**What to do**
Leave out the pictures and return every entry exactly as it appears.

**Entries provided**
-- Start --

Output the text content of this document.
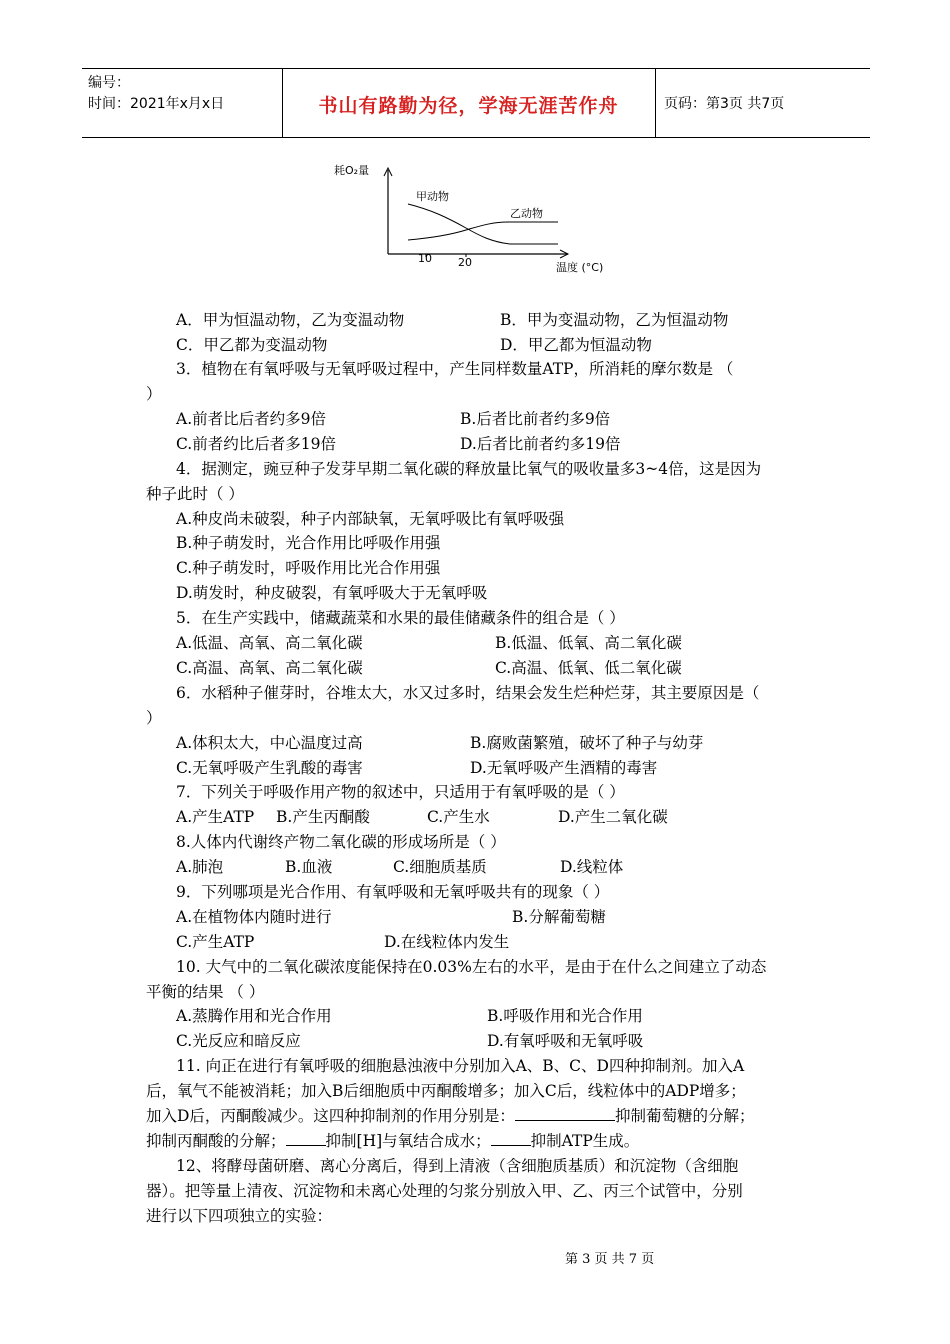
编号：
时间：2021年x月x日	书山有路勤为径，学海无涯苦作舟	页码：第3页 共7页
耗O₂量
甲动物
乙动物
10 20	温度 (°C)
A．甲为恒温动物，乙为变温动物	B．甲为变温动物，乙为恒温动物
C．甲乙都为变温动物	D．甲乙都为恒温动物
3．植物在有氧呼吸与无氧呼吸过程中，产生同样数量ATP，所消耗的摩尔数是 （
）
A.前者比后者约多9倍	B.后者比前者约多9倍
C.前者约比后者多19倍	D.后者比前者约多19倍
4．据测定，豌豆种子发芽早期二氧化碳的释放量比氧气的吸收量多3~4倍，这是因为
种子此时（ ）
A.种皮尚未破裂，种子内部缺氧，无氧呼吸比有氧呼吸强
B.种子萌发时，光合作用比呼吸作用强
C.种子萌发时，呼吸作用比光合作用强
D.萌发时，种皮破裂，有氧呼吸大于无氧呼吸
5．在生产实践中，储藏蔬菜和水果的最佳储藏条件的组合是（ ）
A.低温、高氧、高二氧化碳	B.低温、低氧、高二氧化碳
C.高温、高氧、高二氧化碳	C.高温、低氧、低二氧化碳
6．水稻种子催芽时，谷堆太大，水又过多时，结果会发生烂种烂芽，其主要原因是（
）
A.体积太大，中心温度过高	B.腐败菌繁殖，破坏了种子与幼芽
C.无氧呼吸产生乳酸的毒害	D.无氧呼吸产生酒精的毒害
7．下列关于呼吸作用产物的叙述中，只适用于有氧呼吸的是（ ）
A.产生ATP B.产生丙酮酸	C.产生水	D.产生二氧化碳
8.人体内代谢终产物二氧化碳的形成场所是（ ）
A.肺泡	B.血液	C.细胞质基质	D.线粒体
9．下列哪项是光合作用、有氧呼吸和无氧呼吸共有的现象（ ）
A.在植物体内随时进行	B.分解葡萄糖
C.产生ATP	D.在线粒体内发生
10. 大气中的二氧化碳浓度能保持在0.03%左右的水平，是由于在什么之间建立了动态
平衡的结果 （ ）
A.蒸腾作用和光合作用	B.呼吸作用和光合作用
C.光反应和暗反应	D.有氧呼吸和无氧呼吸
11. 向正在进行有氧呼吸的细胞悬浊液中分别加入A、B、C、D四种抑制剂。加入A
后，氧气不能被消耗；加入B后细胞质中丙酮酸增多；加入C后，线粒体中的ADP增多；
加入D后，丙酮酸减少。这四种抑制剂的作用分别是：	抑制葡萄糖的分解；
抑制丙酮酸的分解；	抑制[H]与氧结合成水；	抑制ATP生成。
12、将酵母菌研磨、离心分离后，得到上清液（含细胞质基质）和沉淀物（含细胞
器）。把等量上清夜、沉淀物和未离心处理的匀浆分别放入甲、乙、丙三个试管中，分别
进行以下四项独立的实验：
第 3 页 共 7 页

-- End --

**Output of the task**
Output the text content of this document.
编号：
时间：2021年x月x日	书山有路勤为径，学海无涯苦作舟	页码：第3页 共7页
耗O₂量
甲动物
乙动物
10 20	温度 (°C)
A．甲为恒温动物，乙为变温动物	B．甲为变温动物，乙为恒温动物
C．甲乙都为变温动物	D．甲乙都为恒温动物
3．植物在有氧呼吸与无氧呼吸过程中，产生同样数量ATP，所消耗的摩尔数是 （
）
A.前者比后者约多9倍	B.后者比前者约多9倍
C.前者约比后者多19倍	D.后者比前者约多19倍
4．据测定，豌豆种子发芽早期二氧化碳的释放量比氧气的吸收量多3~4倍，这是因为
种子此时（ ）
A.种皮尚未破裂，种子内部缺氧，无氧呼吸比有氧呼吸强
B.种子萌发时，光合作用比呼吸作用强
C.种子萌发时，呼吸作用比光合作用强
D.萌发时，种皮破裂，有氧呼吸大于无氧呼吸
5．在生产实践中，储藏蔬菜和水果的最佳储藏条件的组合是（ ）
A.低温、高氧、高二氧化碳	B.低温、低氧、高二氧化碳
C.高温、高氧、高二氧化碳	C.高温、低氧、低二氧化碳
6．水稻种子催芽时，谷堆太大，水又过多时，结果会发生烂种烂芽，其主要原因是（
）
A.体积太大，中心温度过高	B.腐败菌繁殖，破坏了种子与幼芽
C.无氧呼吸产生乳酸的毒害	D.无氧呼吸产生酒精的毒害
7．下列关于呼吸作用产物的叙述中，只适用于有氧呼吸的是（ ）
A.产生ATP B.产生丙酮酸	C.产生水	D.产生二氧化碳
8.人体内代谢终产物二氧化碳的形成场所是（ ）
A.肺泡	B.血液	C.细胞质基质	D.线粒体
9．下列哪项是光合作用、有氧呼吸和无氧呼吸共有的现象（ ）
A.在植物体内随时进行	B.分解葡萄糖
C.产生ATP	D.在线粒体内发生
10. 大气中的二氧化碳浓度能保持在0.03%左右的水平，是由于在什么之间建立了动态
平衡的结果 （ ）
A.蒸腾作用和光合作用	B.呼吸作用和光合作用
C.光反应和暗反应	D.有氧呼吸和无氧呼吸
11. 向正在进行有氧呼吸的细胞悬浊液中分别加入A、B、C、D四种抑制剂。加入A
后，氧气不能被消耗；加入B后细胞质中丙酮酸增多；加入C后，线粒体中的ADP增多；
加入D后，丙酮酸减少。这四种抑制剂的作用分别是：	抑制葡萄糖的分解；
抑制丙酮酸的分解；	抑制[H]与氧结合成水；	抑制ATP生成。
12、将酵母菌研磨、离心分离后，得到上清液（含细胞质基质）和沉淀物（含细胞
器）。把等量上清夜、沉淀物和未离心处理的匀浆分别放入甲、乙、丙三个试管中，分别
进行以下四项独立的实验：
第 3 页 共 7 页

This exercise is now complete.